The exercise: Can you pick up the review below of the Paul Bettany film about Charles Darwin and continue it from its last sentence?

Page excerpt:
*-*-*
Best Movies of All Time + Paul Bettany



You can watch the trailer here

If you're looking for a movie about Charles Darwin that's going to give you a little insight on his discoveries, this isn't really the film for you. If you want a sweeping movie about his many adventures into then-uncharted territory, go find something else. This is a study about the man himself as he struggled to put pen to paper and create his world-changing book, On the Origin of Species.

Director Jon Amiel's tale opens on Darwin (Paul Bettany) telling a story to his eldest daughter Annie (Martha West) of one of his many adventures. We soon learn that Darwin has been trying to write his book for some time now, but the death of Annie has thrown him into a tailspin. He has taken physically ill and constantly conjures Annie in hallucination as she continues to haunt him. The film progresses through the present moment interspersed with a series of flashbacks to Annie's life, illness and death. Throughout, we see the dynamic between Darwin and his wife Emma (Jennifer Connelly), who remains staunchly religious in her convictions despite her husband's beliefs against it. Annie's death spurs a rift in their marriage, sending her more strongly towards religion while he takes solace in science. However, as time continues to progress and he accomplishes nothing, Darwin learns he must face his demons - namely, the handling of Annie's final days of life - before he can take up this "war against God" with his theory of evolution.

If anything, this film carries a lot of intense emotions that may not convey to most viewers. There's no real place for the viewer to hook themselves into the movie or the family's dynamic, so it's difficult to get attached to the situations at hand. I'll admit that I teared up a bit at Annie's death, but I just feel like I missed some of the power of the scene. The screenplay is filled with moments like this. It's as though they were trying much too hard in order to craft an intensely emotional story, and it just comes across as moderately emotional. However, there is one scene where Darwin is studying a captive orangutan that is rather precious to behold.
*-*-*
Dataset excerpt:
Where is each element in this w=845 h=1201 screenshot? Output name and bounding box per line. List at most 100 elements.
*-*-*
Answer for this exercise:
The acting is definitely not the issue here. Bettany is wonderful as always, but to be fair, he's essentially played a Charles Darwin-esque character before (see 2003's Master and Commander: The Far Side of the World). In fact, if you want to see "Darwin" out in the wild, actually studying the world, that's probably the better film to watch. Sure, you'll have to sit through some action sequences, but that movie's just fantastic anyways, so you should watch it. Connelly is also very good in a role that could either be classified as a lead or supporting role (it really comes down to your personal preference). However, the real spotlight should go to young Martha West who, in her first (and to this date, only) feature film, is an absolute revelation (although, as the daughter of 300 actor Dominic West, it's not difficult to see where she gets her acting chops). She brings such a power and wonder to her role that it's hard not to like the Annie she creates. I was thoroughly impressed.

As I said before: this film may not be for everyone, especially if you're looking for the sense of adventure Darwin must have felt on his many journeys and expeditions. For me, it's a little difficult to categorize. Although there were some issues with the storyline and the film's emotion, I cannot say enough about the greatness of the ensemble's acting. It's probably not a movie I'll watch again, but I'm not angry that I spent nearly two hours watching it. It's just one of those in-between movies that's nice to watch in a bit of down time, but don't expect anything absolutely brilliant.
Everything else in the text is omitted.